_REQUEST_
Reproduce each of the lines word for word.

── RAW DATA ──

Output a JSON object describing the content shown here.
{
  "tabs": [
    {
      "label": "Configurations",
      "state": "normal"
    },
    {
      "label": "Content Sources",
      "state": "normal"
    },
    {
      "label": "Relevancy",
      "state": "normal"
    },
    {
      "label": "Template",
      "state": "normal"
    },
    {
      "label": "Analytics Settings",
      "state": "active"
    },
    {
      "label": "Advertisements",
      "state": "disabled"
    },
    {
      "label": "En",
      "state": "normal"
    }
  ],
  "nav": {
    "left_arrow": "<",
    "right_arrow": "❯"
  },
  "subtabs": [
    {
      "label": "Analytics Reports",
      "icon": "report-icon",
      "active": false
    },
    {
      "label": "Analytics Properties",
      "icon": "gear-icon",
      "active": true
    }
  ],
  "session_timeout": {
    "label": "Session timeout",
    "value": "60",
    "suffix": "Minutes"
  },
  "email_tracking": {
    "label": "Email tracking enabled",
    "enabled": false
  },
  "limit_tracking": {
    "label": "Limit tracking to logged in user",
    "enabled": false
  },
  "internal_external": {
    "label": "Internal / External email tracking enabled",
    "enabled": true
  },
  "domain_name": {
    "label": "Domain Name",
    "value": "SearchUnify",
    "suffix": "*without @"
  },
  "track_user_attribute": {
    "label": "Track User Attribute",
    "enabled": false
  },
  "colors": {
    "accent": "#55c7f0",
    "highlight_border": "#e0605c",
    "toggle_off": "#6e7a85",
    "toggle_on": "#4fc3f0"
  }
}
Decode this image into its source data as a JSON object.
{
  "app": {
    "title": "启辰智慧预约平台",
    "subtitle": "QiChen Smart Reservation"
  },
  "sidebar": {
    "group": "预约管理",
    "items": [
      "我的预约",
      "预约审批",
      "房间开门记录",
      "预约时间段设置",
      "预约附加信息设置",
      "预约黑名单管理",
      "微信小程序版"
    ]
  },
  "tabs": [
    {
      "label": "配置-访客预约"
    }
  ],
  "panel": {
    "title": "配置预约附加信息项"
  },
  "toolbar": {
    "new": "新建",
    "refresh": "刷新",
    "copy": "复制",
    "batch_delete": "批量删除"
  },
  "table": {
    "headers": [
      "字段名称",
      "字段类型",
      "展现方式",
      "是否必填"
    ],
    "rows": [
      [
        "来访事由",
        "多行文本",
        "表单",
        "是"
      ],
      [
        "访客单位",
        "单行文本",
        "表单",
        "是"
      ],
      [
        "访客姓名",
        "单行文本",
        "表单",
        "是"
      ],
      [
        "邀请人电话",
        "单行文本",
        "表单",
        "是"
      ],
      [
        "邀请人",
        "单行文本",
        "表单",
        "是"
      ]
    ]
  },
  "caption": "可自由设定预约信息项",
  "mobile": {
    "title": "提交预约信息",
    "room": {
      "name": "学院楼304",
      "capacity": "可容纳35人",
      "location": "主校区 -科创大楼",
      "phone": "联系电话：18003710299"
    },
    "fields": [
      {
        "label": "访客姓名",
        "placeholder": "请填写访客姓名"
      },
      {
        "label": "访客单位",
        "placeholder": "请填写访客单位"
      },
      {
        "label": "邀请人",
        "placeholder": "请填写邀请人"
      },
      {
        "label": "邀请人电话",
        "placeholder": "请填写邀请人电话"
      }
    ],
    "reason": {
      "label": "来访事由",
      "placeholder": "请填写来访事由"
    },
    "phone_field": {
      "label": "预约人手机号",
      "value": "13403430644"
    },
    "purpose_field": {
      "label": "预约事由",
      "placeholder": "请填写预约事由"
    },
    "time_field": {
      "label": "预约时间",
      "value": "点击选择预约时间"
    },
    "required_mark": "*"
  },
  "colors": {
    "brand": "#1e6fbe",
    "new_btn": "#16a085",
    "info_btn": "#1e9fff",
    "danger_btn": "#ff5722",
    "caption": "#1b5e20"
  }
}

───

_SOLUTION TO THIS PROBLEM_
Output a JSON object describing the content shown here.
{
  "tabs": [
    {
      "label": "Configurations",
      "state": "normal"
    },
    {
      "label": "Content Sources",
      "state": "normal"
    },
    {
      "label": "Relevancy",
      "state": "normal"
    },
    {
      "label": "Template",
      "state": "normal"
    },
    {
      "label": "Analytics Settings",
      "state": "active"
    },
    {
      "label": "Advertisements",
      "state": "disabled"
    },
    {
      "label": "En",
      "state": "normal"
    }
  ],
  "nav": {
    "left_arrow": "<",
    "right_arrow": "❯"
  },
  "subtabs": [
    {
      "label": "Analytics Reports",
      "icon": "report-icon",
      "active": false
    },
    {
      "label": "Analytics Properties",
      "icon": "gear-icon",
      "active": true
    }
  ],
  "session_timeout": {
    "label": "Session timeout",
    "value": "60",
    "suffix": "Minutes"
  },
  "email_tracking": {
    "label": "Email tracking enabled",
    "enabled": false
  },
  "limit_tracking": {
    "label": "Limit tracking to logged in user",
    "enabled": false
  },
  "internal_external": {
    "label": "Internal / External email tracking enabled",
    "enabled": true
  },
  "domain_name": {
    "label": "Domain Name",
    "value": "SearchUnify",
    "suffix": "*without @"
  },
  "track_user_attribute": {
    "label": "Track User Attribute",
    "enabled": false
  },
  "colors": {
    "accent": "#55c7f0",
    "highlight_border": "#e0605c",
    "toggle_off": "#6e7a85",
    "toggle_on": "#4fc3f0"
  }
}
Decode this image into its source data as a JSON object.
{
  "app": {
    "title": "启辰智慧预约平台",
    "subtitle": "QiChen Smart Reservation"
  },
  "sidebar": {
    "group": "预约管理",
    "items": [
      "我的预约",
      "预约审批",
      "房间开门记录",
      "预约时间段设置",
      "预约附加信息设置",
      "预约黑名单管理",
      "微信小程序版"
    ]
  },
  "tabs": [
    {
      "label": "配置-访客预约"
    }
  ],
  "panel": {
    "title": "配置预约附加信息项"
  },
  "toolbar": {
    "new": "新建",
    "refresh": "刷新",
    "copy": "复制",
    "batch_delete": "批量删除"
  },
  "table": {
    "headers": [
      "字段名称",
      "字段类型",
      "展现方式",
      "是否必填"
    ],
    "rows": [
      [
        "来访事由",
        "多行文本",
        "表单",
        "是"
      ],
      [
        "访客单位",
        "单行文本",
        "表单",
        "是"
      ],
      [
        "访客姓名",
        "单行文本",
        "表单",
        "是"
      ],
      [
        "邀请人电话",
        "单行文本",
        "表单",
        "是"
      ],
      [
        "邀请人",
        "单行文本",
        "表单",
        "是"
      ]
    ]
  },
  "caption": "可自由设定预约信息项",
  "mobile": {
    "title": "提交预约信息",
    "room": {
      "name": "学院楼304",
      "capacity": "可容纳35人",
      "location": "主校区 -科创大楼",
      "phone": "联系电话：18003710299"
    },
    "fields": [
      {
        "label": "访客姓名",
        "placeholder": "请填写访客姓名"
      },
      {
        "label": "访客单位",
        "placeholder": "请填写访客单位"
      },
      {
        "label": "邀请人",
        "placeholder": "请填写邀请人"
      },
      {
        "label": "邀请人电话",
        "placeholder": "请填写邀请人电话"
      }
    ],
    "reason": {
      "label": "来访事由",
      "placeholder": "请填写来访事由"
    },
    "phone_field": {
      "label": "预约人手机号",
      "value": "13403430644"
    },
    "purpose_field": {
      "label": "预约事由",
      "placeholder": "请填写预约事由"
    },
    "time_field": {
      "label": "预约时间",
      "value": "点击选择预约时间"
    },
    "required_mark": "*"
  },
  "colors": {
    "brand": "#1e6fbe",
    "new_btn": "#16a085",
    "info_btn": "#1e9fff",
    "danger_btn": "#ff5722",
    "caption": "#1b5e20"
  }
}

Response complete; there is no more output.